REQUIREMENT
Each record below is to be copied word for word, with pictures removed.

──────── DATA EXCERPTS

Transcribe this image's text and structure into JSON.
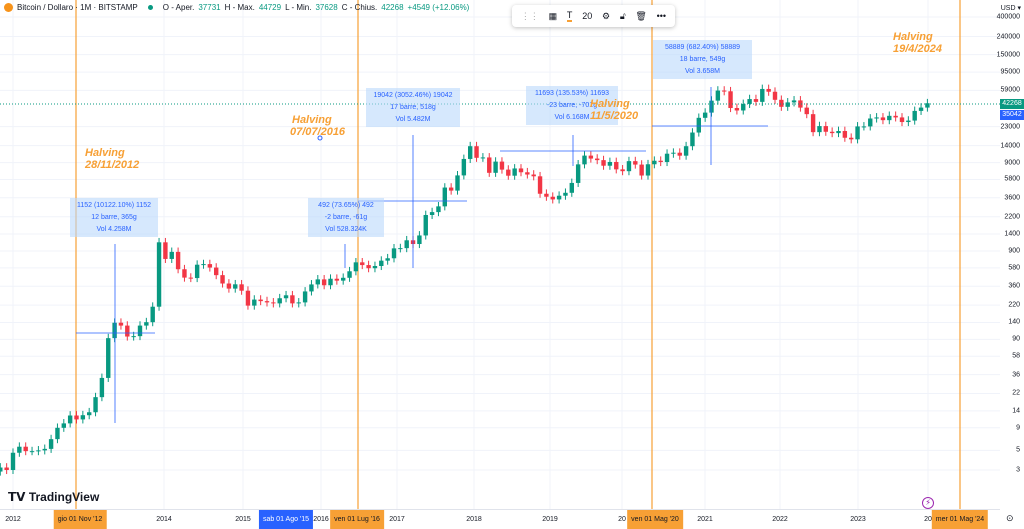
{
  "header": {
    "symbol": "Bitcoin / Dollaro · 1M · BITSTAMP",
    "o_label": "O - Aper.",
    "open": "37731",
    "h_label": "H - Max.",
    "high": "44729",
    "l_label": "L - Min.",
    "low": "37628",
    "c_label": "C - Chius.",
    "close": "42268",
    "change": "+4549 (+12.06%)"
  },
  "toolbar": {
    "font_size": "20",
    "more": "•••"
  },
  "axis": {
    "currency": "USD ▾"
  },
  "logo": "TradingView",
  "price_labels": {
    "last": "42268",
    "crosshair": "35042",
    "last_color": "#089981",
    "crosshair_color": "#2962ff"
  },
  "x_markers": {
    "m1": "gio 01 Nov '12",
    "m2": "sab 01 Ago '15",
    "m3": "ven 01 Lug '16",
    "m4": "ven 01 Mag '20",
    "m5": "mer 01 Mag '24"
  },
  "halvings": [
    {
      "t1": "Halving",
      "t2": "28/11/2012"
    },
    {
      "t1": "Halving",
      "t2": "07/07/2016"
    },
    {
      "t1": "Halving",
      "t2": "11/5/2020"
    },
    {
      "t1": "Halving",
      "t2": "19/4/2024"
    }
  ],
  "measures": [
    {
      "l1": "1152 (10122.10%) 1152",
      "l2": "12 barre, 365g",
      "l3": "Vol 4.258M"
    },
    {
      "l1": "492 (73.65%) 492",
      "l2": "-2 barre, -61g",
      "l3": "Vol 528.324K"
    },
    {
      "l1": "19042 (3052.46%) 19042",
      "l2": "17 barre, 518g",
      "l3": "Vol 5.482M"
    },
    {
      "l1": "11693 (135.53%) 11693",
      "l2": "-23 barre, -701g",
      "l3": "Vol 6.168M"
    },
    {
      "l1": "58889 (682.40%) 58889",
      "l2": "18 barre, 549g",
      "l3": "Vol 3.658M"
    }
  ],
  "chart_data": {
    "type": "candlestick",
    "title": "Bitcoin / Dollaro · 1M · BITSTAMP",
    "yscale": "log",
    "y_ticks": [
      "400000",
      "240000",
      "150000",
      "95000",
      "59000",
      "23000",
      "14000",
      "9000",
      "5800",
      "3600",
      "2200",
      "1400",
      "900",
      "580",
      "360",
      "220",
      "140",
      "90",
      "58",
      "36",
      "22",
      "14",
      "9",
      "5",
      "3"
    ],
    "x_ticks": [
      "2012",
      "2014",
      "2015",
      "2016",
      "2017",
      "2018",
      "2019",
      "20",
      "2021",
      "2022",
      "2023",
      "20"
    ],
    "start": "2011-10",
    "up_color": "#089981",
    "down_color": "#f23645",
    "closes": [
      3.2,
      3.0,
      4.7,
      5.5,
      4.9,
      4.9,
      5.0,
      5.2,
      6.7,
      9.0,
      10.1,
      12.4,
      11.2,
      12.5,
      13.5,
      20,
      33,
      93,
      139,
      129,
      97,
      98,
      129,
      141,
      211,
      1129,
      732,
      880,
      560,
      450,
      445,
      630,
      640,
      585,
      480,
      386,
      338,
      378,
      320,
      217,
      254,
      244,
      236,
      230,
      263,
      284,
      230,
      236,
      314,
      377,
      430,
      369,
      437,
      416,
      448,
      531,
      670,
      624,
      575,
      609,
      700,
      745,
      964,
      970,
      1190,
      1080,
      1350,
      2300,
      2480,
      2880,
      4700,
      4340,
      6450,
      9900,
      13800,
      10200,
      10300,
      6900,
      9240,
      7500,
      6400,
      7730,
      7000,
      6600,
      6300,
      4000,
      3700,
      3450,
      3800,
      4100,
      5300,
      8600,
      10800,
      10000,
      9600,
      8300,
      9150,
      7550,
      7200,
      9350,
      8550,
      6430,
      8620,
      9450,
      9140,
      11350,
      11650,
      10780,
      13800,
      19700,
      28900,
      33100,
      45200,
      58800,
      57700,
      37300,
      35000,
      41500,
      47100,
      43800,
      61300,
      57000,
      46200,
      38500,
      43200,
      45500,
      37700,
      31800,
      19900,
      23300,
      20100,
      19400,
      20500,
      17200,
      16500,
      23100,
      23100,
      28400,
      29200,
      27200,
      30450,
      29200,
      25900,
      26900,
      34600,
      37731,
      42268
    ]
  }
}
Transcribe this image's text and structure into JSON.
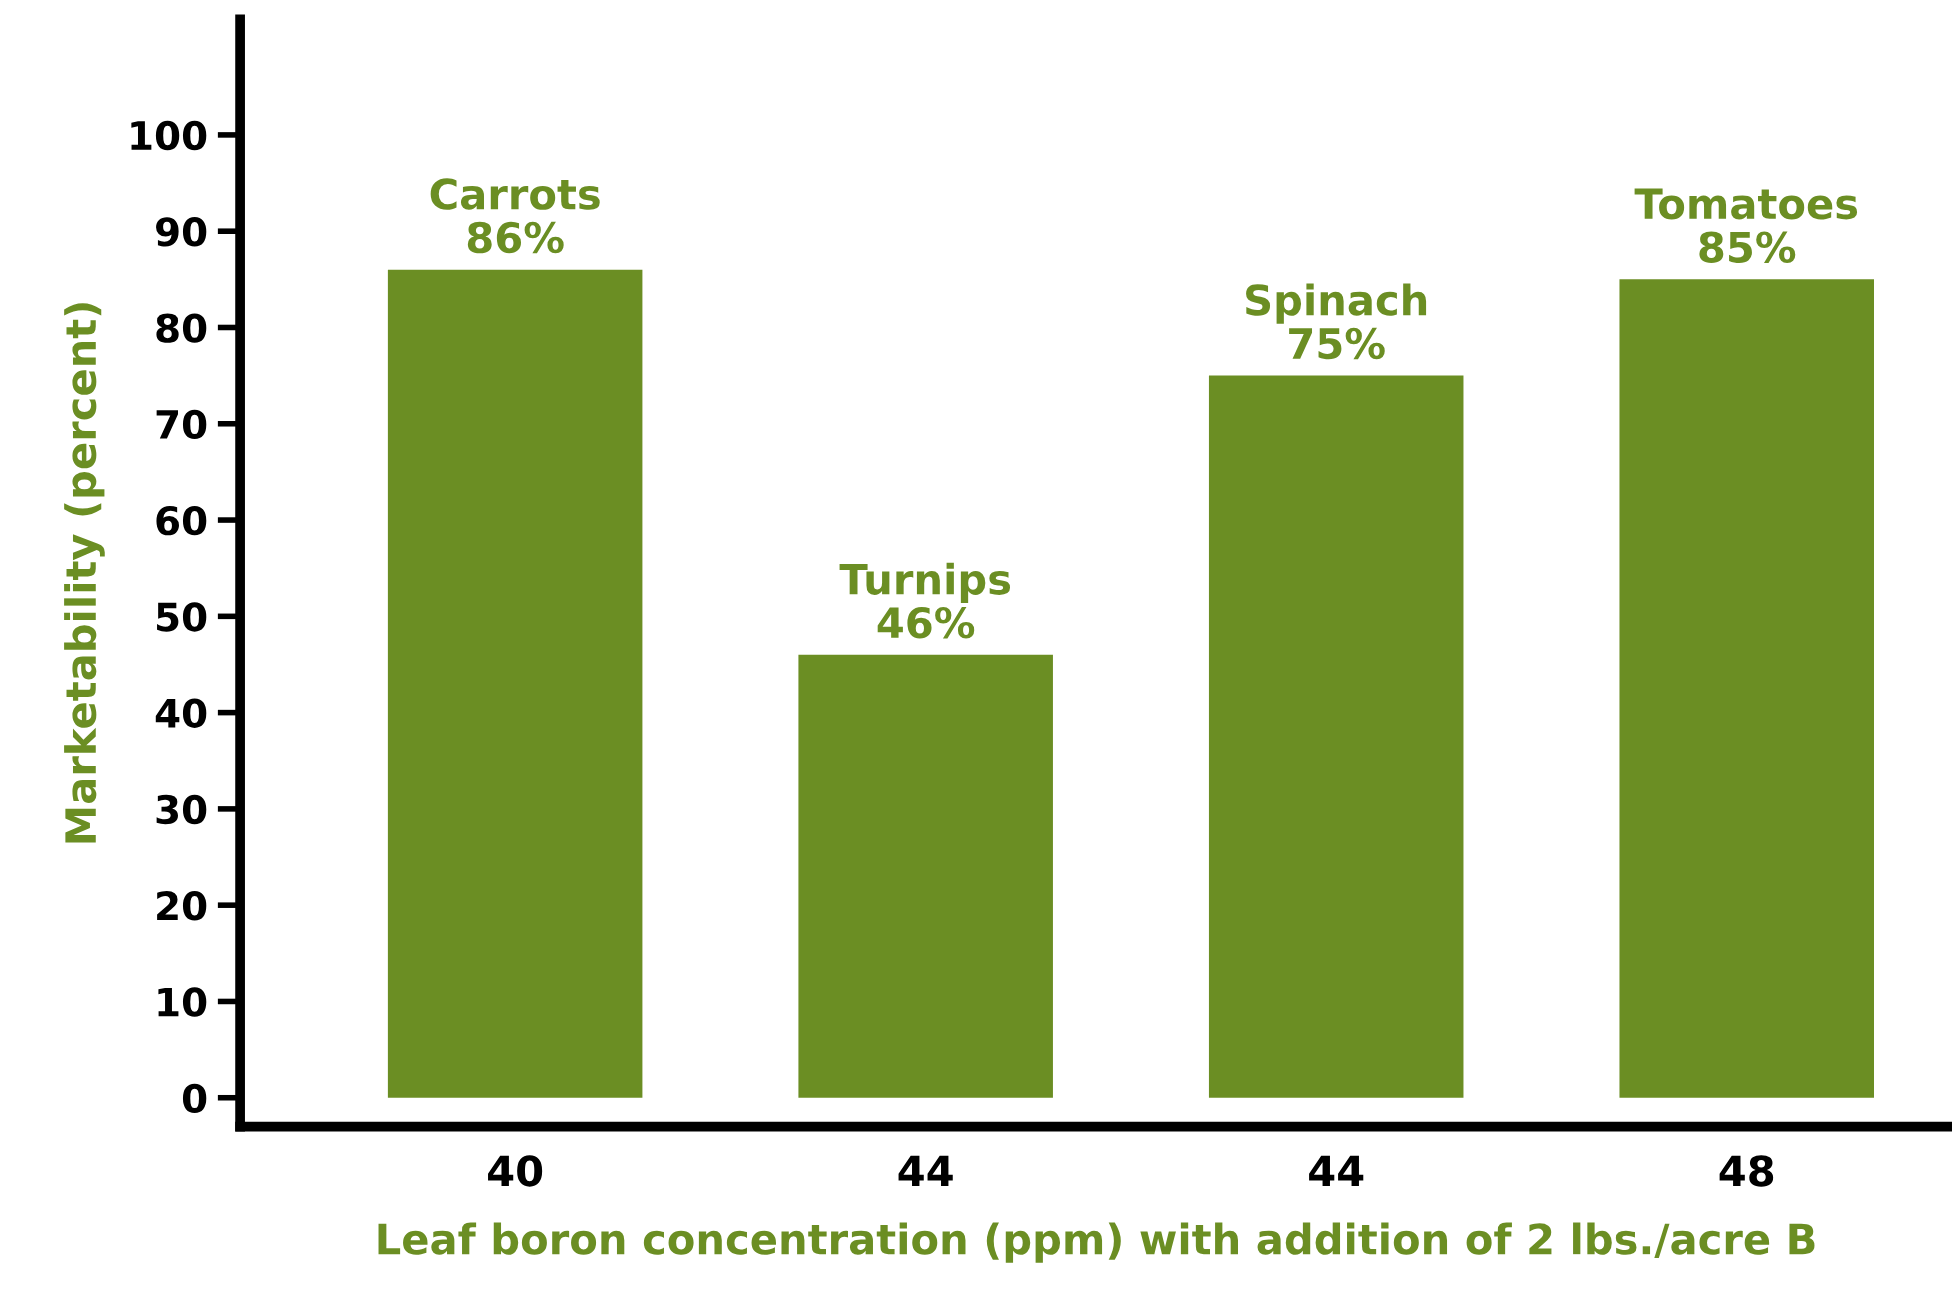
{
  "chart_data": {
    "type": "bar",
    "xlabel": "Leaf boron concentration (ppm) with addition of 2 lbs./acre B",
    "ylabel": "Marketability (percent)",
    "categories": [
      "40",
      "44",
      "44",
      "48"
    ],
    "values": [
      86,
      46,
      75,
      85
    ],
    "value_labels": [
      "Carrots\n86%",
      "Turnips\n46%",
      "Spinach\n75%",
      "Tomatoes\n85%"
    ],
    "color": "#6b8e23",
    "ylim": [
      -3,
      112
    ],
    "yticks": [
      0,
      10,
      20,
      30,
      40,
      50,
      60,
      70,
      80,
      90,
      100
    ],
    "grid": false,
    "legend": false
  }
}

────────────────

ANSWER TO THE PROBLEM
Transcribe this image's text and structure into JSON.
{
  "header": {
    "symbol": "Bitcoin / Dollaro · 1M · BITSTAMP",
    "o_label": "O - Aper.",
    "open": "37731",
    "h_label": "H - Max.",
    "high": "44729",
    "l_label": "L - Min.",
    "low": "37628",
    "c_label": "C - Chius.",
    "close": "42268",
    "change": "+4549 (+12.06%)"
  },
  "toolbar": {
    "font_size": "20",
    "more": "•••"
  },
  "axis": {
    "currency": "USD ▾"
  },
  "logo": "TradingView",
  "price_labels": {
    "last": "42268",
    "crosshair": "35042",
    "last_color": "#089981",
    "crosshair_color": "#2962ff"
  },
  "x_markers": {
    "m1": "gio 01 Nov '12",
    "m2": "sab 01 Ago '15",
    "m3": "ven 01 Lug '16",
    "m4": "ven 01 Mag '20",
    "m5": "mer 01 Mag '24"
  },
  "halvings": [
    {
      "t1": "Halving",
      "t2": "28/11/2012"
    },
    {
      "t1": "Halving",
      "t2": "07/07/2016"
    },
    {
      "t1": "Halving",
      "t2": "11/5/2020"
    },
    {
      "t1": "Halving",
      "t2": "19/4/2024"
    }
  ],
  "measures": [
    {
      "l1": "1152 (10122.10%) 1152",
      "l2": "12 barre, 365g",
      "l3": "Vol 4.258M"
    },
    {
      "l1": "492 (73.65%) 492",
      "l2": "-2 barre, -61g",
      "l3": "Vol 528.324K"
    },
    {
      "l1": "19042 (3052.46%) 19042",
      "l2": "17 barre, 518g",
      "l3": "Vol 5.482M"
    },
    {
      "l1": "11693 (135.53%) 11693",
      "l2": "-23 barre, -701g",
      "l3": "Vol 6.168M"
    },
    {
      "l1": "58889 (682.40%) 58889",
      "l2": "18 barre, 549g",
      "l3": "Vol 3.658M"
    }
  ],
  "chart_data": {
    "type": "candlestick",
    "title": "Bitcoin / Dollaro · 1M · BITSTAMP",
    "yscale": "log",
    "y_ticks": [
      "400000",
      "240000",
      "150000",
      "95000",
      "59000",
      "23000",
      "14000",
      "9000",
      "5800",
      "3600",
      "2200",
      "1400",
      "900",
      "580",
      "360",
      "220",
      "140",
      "90",
      "58",
      "36",
      "22",
      "14",
      "9",
      "5",
      "3"
    ],
    "x_ticks": [
      "2012",
      "2014",
      "2015",
      "2016",
      "2017",
      "2018",
      "2019",
      "20",
      "2021",
      "2022",
      "2023",
      "20"
    ],
    "start": "2011-10",
    "up_color": "#089981",
    "down_color": "#f23645",
    "closes": [
      3.2,
      3.0,
      4.7,
      5.5,
      4.9,
      4.9,
      5.0,
      5.2,
      6.7,
      9.0,
      10.1,
      12.4,
      11.2,
      12.5,
      13.5,
      20,
      33,
      93,
      139,
      129,
      97,
      98,
      129,
      141,
      211,
      1129,
      732,
      880,
      560,
      450,
      445,
      630,
      640,
      585,
      480,
      386,
      338,
      378,
      320,
      217,
      254,
      244,
      236,
      230,
      263,
      284,
      230,
      236,
      314,
      377,
      430,
      369,
      437,
      416,
      448,
      531,
      670,
      624,
      575,
      609,
      700,
      745,
      964,
      970,
      1190,
      1080,
      1350,
      2300,
      2480,
      2880,
      4700,
      4340,
      6450,
      9900,
      13800,
      10200,
      10300,
      6900,
      9240,
      7500,
      6400,
      7730,
      7000,
      6600,
      6300,
      4000,
      3700,
      3450,
      3800,
      4100,
      5300,
      8600,
      10800,
      10000,
      9600,
      8300,
      9150,
      7550,
      7200,
      9350,
      8550,
      6430,
      8620,
      9450,
      9140,
      11350,
      11650,
      10780,
      13800,
      19700,
      28900,
      33100,
      45200,
      58800,
      57700,
      37300,
      35000,
      41500,
      47100,
      43800,
      61300,
      57000,
      46200,
      38500,
      43200,
      45500,
      37700,
      31800,
      19900,
      23300,
      20100,
      19400,
      20500,
      17200,
      16500,
      23100,
      23100,
      28400,
      29200,
      27200,
      30450,
      29200,
      25900,
      26900,
      34600,
      37731,
      42268
    ]
  }
}
Transcribe this image's text and structure into JSON.
{
  "chart_data": {
    "type": "bar",
    "xlabel": "Leaf boron concentration (ppm) with addition of 2 lbs./acre B",
    "ylabel": "Marketability (percent)",
    "categories": [
      "40",
      "44",
      "44",
      "48"
    ],
    "values": [
      86,
      46,
      75,
      85
    ],
    "value_labels": [
      "Carrots\n86%",
      "Turnips\n46%",
      "Spinach\n75%",
      "Tomatoes\n85%"
    ],
    "color": "#6b8e23",
    "ylim": [
      -3,
      112
    ],
    "yticks": [
      0,
      10,
      20,
      30,
      40,
      50,
      60,
      70,
      80,
      90,
      100
    ],
    "grid": false,
    "legend": false
  }
}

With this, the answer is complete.